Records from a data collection
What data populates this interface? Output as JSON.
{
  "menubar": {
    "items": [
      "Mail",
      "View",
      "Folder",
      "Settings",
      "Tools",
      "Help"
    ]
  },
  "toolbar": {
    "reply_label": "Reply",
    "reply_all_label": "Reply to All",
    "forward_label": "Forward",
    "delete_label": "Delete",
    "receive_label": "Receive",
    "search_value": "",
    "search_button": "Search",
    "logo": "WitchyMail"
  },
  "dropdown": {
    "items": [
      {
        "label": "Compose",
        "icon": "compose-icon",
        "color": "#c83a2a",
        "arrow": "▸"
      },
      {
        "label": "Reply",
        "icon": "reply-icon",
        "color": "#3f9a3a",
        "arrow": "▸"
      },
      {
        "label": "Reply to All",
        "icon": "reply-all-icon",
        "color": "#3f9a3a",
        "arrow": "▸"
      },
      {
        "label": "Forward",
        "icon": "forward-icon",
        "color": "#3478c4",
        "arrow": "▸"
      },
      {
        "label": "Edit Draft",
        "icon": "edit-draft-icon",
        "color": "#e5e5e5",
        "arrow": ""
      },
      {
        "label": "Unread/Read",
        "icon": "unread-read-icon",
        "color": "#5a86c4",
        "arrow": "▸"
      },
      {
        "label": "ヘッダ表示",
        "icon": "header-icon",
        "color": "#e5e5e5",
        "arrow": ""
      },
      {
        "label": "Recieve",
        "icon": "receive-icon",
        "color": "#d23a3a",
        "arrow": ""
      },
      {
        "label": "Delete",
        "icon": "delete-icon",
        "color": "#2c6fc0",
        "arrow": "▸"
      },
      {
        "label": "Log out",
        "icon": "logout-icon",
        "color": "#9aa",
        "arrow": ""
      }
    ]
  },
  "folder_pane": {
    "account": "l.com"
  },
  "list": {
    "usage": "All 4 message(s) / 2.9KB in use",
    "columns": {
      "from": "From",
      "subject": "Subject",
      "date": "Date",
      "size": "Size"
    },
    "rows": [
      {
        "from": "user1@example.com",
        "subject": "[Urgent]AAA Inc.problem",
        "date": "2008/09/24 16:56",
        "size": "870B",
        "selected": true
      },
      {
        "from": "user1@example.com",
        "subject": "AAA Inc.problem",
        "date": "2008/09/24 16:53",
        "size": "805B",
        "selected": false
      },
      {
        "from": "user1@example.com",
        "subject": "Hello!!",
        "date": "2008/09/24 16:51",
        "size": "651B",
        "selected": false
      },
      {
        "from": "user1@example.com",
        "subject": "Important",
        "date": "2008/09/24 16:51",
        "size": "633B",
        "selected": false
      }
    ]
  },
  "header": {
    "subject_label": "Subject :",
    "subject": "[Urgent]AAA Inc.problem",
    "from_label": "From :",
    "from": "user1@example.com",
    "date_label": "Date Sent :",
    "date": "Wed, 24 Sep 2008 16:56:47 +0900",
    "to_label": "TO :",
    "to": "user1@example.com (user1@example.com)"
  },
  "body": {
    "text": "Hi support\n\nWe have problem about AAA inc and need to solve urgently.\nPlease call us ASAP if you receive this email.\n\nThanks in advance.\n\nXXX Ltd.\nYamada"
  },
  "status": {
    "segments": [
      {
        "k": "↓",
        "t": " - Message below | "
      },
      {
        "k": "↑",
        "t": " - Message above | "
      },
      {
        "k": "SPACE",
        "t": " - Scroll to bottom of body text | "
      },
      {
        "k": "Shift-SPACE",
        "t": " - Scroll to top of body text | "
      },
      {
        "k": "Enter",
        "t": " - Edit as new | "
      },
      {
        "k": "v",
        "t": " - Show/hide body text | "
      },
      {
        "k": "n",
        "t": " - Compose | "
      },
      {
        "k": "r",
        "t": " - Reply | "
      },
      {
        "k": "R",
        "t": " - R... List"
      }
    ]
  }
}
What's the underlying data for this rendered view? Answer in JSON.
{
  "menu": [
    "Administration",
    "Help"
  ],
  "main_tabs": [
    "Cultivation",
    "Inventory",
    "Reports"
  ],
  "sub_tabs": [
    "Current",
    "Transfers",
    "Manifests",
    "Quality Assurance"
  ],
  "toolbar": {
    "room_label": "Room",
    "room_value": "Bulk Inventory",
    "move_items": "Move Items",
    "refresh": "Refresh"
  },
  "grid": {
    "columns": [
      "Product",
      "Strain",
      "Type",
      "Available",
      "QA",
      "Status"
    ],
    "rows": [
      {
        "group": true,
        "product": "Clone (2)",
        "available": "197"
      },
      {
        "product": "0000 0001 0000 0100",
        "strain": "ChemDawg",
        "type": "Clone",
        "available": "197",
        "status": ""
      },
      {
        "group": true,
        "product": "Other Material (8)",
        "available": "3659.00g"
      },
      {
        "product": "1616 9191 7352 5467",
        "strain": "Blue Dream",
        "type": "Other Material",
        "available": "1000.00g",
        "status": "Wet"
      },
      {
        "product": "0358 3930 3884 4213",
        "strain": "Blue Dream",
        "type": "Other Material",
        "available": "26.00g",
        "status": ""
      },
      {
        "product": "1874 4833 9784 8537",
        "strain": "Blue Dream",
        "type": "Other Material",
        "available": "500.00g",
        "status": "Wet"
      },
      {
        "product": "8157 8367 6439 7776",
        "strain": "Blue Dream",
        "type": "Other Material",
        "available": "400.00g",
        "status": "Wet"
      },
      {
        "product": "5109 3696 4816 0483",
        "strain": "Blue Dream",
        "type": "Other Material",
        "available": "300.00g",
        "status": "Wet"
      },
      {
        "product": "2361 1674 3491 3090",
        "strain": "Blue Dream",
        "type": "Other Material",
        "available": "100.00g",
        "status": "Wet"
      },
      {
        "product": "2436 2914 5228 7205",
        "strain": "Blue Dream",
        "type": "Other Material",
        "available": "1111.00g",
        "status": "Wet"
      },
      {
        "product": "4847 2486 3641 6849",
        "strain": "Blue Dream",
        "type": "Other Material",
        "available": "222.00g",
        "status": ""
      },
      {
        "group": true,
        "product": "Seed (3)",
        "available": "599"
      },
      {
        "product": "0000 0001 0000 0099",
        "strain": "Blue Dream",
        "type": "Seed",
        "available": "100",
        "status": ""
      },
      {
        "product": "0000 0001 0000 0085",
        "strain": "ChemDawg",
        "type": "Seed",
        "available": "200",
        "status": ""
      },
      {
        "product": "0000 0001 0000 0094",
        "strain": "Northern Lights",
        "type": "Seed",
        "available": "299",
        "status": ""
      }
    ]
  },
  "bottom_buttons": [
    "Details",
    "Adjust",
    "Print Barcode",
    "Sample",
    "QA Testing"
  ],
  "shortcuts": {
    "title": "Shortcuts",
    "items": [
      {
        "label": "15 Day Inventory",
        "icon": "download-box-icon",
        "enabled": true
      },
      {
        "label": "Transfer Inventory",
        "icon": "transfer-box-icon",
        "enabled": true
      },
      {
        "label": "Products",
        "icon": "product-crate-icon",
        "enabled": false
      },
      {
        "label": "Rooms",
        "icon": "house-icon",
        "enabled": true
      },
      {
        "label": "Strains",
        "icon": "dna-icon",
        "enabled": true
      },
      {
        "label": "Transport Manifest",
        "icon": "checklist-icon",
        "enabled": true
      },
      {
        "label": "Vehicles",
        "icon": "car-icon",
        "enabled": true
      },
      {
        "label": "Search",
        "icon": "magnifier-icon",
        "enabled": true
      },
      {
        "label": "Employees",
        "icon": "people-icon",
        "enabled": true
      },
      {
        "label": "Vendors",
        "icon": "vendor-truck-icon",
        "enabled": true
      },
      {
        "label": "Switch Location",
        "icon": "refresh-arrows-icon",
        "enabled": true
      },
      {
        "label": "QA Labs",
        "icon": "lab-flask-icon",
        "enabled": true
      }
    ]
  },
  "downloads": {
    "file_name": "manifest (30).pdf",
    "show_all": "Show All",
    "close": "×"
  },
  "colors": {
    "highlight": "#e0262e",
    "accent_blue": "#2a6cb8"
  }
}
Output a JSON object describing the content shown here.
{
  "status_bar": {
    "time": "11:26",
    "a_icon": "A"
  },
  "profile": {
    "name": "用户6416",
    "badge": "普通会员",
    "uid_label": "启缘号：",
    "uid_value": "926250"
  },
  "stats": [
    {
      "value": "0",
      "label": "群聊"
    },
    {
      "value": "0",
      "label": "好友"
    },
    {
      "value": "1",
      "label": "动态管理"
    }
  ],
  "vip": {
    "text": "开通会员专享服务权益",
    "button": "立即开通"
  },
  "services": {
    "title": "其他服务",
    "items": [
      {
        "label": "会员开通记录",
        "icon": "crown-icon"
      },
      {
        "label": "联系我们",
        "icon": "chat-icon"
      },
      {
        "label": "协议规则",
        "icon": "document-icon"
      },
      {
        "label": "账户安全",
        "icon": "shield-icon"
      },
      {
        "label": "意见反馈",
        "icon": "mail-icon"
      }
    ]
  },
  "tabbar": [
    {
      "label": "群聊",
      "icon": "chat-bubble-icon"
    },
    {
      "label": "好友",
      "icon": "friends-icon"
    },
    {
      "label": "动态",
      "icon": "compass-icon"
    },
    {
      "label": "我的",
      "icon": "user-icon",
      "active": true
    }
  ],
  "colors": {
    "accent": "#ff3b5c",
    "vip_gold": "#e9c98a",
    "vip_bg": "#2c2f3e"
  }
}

WORK REQUIRED:
Copy every line that includes the string "text" from the material above.

REPLY TO THE TASK:
    "text": "Hi support\n\nWe have problem about AAA inc and need to solve urgently.\nPlease call us ASAP if you receive this email.\n\nThanks in advance.\n\nXXX Ltd.\nYamada"
        "t": " - Scroll to bottom of body text | "
        "t": " - Scroll to top of body text | "
        "t": " - Show/hide body text | "
    "text": "开通会员专享服务权益",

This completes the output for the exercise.